# Input start
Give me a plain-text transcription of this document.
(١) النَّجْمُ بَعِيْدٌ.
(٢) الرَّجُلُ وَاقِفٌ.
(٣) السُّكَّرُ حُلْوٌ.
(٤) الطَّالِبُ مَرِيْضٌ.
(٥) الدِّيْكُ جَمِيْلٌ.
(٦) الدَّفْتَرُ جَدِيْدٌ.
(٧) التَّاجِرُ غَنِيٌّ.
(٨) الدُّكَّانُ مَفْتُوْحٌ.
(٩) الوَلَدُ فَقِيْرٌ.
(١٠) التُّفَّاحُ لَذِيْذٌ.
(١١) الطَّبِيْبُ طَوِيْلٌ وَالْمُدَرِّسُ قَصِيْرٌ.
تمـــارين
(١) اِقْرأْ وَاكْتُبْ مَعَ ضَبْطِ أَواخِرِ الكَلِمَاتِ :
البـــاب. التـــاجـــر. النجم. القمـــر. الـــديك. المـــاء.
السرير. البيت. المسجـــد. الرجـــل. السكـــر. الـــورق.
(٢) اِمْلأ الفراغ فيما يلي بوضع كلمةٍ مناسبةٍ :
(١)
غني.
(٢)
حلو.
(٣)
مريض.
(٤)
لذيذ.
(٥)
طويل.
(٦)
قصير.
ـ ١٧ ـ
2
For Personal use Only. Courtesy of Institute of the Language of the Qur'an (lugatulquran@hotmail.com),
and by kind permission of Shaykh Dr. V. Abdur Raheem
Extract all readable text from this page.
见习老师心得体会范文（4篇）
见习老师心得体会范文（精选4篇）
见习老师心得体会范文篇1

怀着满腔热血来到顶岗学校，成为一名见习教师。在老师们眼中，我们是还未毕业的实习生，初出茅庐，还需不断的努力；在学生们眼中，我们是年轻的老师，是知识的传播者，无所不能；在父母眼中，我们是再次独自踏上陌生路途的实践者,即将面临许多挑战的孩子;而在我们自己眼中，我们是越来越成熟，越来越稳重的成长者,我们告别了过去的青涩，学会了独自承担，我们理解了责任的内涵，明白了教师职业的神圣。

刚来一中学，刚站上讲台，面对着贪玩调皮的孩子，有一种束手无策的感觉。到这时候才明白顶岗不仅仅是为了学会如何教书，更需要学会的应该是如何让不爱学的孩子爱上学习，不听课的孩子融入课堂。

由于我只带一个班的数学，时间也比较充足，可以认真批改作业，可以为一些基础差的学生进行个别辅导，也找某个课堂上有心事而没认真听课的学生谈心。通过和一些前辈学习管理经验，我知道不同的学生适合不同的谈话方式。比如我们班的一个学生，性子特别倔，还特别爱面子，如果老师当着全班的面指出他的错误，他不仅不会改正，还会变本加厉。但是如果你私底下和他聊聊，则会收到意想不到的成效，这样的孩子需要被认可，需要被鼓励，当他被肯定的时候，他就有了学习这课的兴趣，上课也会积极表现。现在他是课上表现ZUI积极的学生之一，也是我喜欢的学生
# Input end
Given problem – Show every line from the entries above in which "this" appears.

Full solution –
Give me a plain-text transcription of this document.
Extract all readable text from this page.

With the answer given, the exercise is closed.